- **What the exercise asks**:
List all lines of the data that include the string "bằng".

- **Input rows**:

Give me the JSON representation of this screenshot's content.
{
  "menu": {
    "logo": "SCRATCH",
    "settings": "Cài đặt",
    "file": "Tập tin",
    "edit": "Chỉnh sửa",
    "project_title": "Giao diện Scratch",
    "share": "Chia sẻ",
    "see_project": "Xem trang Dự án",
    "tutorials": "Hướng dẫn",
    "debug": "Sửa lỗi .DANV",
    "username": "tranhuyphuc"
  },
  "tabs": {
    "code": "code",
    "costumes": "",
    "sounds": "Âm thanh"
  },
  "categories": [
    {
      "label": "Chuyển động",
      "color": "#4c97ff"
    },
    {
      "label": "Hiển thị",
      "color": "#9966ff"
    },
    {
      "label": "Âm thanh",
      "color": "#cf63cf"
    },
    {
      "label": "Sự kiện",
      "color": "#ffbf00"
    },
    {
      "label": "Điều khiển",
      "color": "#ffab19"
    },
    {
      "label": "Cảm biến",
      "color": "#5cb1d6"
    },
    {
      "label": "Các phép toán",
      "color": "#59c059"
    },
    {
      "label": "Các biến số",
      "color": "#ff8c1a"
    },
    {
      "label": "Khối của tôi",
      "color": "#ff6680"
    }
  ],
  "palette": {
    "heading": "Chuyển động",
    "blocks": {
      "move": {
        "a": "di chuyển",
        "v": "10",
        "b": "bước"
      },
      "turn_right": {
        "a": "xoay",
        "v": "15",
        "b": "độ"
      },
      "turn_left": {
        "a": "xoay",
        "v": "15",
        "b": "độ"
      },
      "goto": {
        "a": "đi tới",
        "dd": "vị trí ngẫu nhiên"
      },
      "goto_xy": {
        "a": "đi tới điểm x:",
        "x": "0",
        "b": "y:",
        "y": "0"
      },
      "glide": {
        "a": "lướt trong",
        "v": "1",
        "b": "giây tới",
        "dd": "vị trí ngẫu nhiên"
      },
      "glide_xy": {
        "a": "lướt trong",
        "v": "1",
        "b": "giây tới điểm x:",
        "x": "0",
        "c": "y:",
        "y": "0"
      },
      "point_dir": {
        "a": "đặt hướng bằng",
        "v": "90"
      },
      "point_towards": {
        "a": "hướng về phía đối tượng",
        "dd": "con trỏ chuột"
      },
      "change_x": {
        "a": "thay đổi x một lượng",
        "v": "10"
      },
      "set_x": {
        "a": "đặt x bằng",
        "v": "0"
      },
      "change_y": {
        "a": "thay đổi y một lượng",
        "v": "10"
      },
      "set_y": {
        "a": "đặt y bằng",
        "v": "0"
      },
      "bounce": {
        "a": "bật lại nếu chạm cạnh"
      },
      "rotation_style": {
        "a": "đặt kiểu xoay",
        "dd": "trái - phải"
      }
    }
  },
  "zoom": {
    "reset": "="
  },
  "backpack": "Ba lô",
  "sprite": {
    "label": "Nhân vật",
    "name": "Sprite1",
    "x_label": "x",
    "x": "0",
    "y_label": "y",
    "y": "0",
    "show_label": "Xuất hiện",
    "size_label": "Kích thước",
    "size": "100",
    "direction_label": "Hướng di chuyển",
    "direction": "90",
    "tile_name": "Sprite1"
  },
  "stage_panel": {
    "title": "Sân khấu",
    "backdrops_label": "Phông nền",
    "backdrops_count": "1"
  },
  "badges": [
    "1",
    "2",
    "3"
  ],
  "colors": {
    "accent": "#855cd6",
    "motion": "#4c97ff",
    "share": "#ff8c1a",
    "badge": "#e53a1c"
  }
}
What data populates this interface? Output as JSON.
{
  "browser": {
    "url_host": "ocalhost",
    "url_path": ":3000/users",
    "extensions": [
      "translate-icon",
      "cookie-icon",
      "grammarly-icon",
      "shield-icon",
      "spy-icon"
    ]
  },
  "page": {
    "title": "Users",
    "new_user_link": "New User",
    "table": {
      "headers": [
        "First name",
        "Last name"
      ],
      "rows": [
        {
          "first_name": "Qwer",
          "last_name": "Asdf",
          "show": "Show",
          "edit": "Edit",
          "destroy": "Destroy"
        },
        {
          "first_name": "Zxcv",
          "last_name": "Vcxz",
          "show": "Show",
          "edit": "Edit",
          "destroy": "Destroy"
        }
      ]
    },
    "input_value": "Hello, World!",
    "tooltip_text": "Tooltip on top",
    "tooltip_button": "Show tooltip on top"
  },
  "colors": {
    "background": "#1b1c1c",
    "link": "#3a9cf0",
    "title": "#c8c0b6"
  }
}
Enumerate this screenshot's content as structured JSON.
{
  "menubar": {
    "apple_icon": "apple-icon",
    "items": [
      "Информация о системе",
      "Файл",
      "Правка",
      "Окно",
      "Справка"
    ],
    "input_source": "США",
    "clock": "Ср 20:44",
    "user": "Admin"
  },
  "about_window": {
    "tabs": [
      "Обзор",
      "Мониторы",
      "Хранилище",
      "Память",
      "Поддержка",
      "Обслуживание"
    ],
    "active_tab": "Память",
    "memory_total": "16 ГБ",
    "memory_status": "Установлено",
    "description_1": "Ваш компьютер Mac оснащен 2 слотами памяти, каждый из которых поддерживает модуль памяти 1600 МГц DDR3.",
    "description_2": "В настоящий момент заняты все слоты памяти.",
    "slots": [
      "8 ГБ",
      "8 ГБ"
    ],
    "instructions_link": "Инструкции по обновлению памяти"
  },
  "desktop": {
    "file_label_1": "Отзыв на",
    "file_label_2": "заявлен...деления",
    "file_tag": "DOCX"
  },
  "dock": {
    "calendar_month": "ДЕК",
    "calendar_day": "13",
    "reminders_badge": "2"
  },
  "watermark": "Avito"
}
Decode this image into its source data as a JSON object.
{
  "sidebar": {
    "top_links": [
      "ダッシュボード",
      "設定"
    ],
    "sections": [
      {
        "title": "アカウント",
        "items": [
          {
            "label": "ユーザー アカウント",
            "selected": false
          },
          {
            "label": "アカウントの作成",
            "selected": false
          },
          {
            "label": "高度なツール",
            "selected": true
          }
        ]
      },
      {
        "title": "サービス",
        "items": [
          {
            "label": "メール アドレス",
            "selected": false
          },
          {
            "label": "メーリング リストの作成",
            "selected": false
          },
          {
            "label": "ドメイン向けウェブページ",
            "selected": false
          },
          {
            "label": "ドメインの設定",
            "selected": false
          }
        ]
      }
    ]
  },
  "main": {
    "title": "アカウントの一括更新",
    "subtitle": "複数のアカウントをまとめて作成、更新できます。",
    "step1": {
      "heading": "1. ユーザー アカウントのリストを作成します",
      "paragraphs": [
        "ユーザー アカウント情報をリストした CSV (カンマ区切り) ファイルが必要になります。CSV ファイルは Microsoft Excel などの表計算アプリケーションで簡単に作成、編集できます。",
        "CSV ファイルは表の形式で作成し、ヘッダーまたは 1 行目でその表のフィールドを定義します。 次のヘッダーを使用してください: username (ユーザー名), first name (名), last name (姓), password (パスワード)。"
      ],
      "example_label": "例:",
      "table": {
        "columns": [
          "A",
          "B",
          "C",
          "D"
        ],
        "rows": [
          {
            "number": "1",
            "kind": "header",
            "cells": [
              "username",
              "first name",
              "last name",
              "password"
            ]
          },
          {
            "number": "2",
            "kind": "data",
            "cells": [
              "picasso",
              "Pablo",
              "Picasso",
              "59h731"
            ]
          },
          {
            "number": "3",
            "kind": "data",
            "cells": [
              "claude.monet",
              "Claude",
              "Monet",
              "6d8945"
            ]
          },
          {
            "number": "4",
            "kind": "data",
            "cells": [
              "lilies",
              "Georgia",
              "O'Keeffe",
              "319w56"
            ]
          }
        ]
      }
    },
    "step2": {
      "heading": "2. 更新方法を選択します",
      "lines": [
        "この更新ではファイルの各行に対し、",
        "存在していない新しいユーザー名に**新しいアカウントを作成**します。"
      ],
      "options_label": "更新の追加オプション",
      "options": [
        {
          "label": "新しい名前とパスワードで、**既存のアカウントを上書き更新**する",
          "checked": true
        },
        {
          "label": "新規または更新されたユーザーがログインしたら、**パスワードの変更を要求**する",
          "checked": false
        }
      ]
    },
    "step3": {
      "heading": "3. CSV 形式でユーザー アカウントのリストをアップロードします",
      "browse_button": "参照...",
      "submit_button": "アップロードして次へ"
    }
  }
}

- **Task result**:
        "a": "đặt hướng bằng",
        "a": "đặt x bằng",
        "a": "đặt y bằng",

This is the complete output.